**DO THIS:**
Pull out from the material below all lines with "dezembro".

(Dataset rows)

━━━

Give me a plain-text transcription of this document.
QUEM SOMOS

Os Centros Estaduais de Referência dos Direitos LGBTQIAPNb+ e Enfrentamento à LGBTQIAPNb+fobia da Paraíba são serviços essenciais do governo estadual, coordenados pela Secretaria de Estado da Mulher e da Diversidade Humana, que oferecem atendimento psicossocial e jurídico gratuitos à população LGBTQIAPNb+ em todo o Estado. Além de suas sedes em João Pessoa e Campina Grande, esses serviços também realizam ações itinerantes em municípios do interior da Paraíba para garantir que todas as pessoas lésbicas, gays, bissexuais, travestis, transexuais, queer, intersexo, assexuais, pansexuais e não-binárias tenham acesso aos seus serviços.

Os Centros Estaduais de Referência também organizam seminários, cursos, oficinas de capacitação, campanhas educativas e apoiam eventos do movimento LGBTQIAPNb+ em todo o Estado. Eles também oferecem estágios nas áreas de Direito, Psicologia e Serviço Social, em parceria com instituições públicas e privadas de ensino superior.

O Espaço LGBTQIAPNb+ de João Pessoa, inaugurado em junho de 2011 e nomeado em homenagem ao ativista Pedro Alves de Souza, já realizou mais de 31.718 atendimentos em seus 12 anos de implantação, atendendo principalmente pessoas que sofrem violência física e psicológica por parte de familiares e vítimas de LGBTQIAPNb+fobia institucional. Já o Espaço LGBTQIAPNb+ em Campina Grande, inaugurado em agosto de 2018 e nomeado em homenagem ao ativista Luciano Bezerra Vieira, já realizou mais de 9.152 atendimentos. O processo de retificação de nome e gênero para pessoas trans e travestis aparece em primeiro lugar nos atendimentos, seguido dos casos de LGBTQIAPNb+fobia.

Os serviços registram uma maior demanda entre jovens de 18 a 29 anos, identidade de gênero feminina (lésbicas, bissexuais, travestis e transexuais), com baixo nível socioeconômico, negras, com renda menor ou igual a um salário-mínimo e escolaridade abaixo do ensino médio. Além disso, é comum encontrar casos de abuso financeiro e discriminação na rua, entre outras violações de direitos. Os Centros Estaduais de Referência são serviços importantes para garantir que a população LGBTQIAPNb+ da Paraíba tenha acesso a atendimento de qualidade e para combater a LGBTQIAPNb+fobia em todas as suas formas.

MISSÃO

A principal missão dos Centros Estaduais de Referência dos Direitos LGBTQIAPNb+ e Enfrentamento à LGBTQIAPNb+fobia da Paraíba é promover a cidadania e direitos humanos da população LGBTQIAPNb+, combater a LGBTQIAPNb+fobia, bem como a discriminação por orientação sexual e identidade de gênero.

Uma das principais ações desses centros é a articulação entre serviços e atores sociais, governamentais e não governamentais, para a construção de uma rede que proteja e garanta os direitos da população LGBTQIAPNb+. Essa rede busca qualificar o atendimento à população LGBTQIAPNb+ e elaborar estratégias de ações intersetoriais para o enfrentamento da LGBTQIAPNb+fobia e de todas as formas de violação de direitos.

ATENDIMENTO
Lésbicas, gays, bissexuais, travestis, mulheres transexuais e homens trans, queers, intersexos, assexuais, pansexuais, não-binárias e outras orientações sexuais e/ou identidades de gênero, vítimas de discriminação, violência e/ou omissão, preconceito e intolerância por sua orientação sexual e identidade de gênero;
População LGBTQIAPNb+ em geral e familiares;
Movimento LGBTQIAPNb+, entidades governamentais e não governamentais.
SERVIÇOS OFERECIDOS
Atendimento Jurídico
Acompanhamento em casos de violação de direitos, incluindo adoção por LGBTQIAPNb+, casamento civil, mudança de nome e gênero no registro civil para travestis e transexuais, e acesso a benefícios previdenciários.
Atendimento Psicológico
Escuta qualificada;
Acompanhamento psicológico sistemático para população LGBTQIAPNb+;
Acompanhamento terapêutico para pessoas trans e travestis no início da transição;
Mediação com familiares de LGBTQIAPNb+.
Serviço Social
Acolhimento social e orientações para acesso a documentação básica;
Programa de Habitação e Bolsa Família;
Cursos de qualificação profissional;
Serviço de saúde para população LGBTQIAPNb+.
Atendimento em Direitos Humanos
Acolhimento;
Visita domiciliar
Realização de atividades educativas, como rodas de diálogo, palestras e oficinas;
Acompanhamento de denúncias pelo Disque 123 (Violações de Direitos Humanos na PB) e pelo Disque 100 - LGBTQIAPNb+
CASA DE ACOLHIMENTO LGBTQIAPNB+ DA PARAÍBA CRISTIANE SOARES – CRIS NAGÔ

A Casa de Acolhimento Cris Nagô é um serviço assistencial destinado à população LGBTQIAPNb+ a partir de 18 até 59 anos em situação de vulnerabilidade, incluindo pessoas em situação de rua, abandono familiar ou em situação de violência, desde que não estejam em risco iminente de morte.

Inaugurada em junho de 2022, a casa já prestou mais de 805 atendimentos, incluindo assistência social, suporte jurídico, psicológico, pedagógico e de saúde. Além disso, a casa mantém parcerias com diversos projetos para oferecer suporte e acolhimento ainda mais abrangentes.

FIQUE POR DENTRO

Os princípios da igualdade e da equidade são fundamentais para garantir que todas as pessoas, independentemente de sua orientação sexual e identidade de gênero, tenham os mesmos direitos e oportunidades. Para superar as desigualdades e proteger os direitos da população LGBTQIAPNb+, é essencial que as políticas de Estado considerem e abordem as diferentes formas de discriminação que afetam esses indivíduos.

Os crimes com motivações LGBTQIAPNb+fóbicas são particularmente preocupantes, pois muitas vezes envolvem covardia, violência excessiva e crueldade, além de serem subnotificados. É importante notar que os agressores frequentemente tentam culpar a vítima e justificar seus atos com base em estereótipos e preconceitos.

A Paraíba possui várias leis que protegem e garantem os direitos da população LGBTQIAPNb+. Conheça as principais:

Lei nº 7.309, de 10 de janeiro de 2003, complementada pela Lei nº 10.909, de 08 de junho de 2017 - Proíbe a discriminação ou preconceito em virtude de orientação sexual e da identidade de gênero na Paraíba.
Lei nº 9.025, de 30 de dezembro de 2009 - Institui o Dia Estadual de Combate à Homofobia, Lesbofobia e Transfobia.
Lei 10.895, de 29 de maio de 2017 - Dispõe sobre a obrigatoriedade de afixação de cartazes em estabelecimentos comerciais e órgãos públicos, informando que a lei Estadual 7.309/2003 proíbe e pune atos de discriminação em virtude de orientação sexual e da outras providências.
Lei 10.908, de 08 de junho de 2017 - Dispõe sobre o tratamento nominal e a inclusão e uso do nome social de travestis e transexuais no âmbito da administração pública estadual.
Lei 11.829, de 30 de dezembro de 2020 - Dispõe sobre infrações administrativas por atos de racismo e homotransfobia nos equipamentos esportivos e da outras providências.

━━━

**EXERCISE SOLUTION:**
Lei nº 9.025, de 30 de dezembro de 2009 - Institui o Dia Estadual de Combate à Homofobia, Lesbofobia e Transfobia.
Lei 11.829, de 30 de dezembro de 2020 - Dispõe sobre infrações administrativas por atos de racismo e homotransfobia nos equipamentos esportivos e da outras providências.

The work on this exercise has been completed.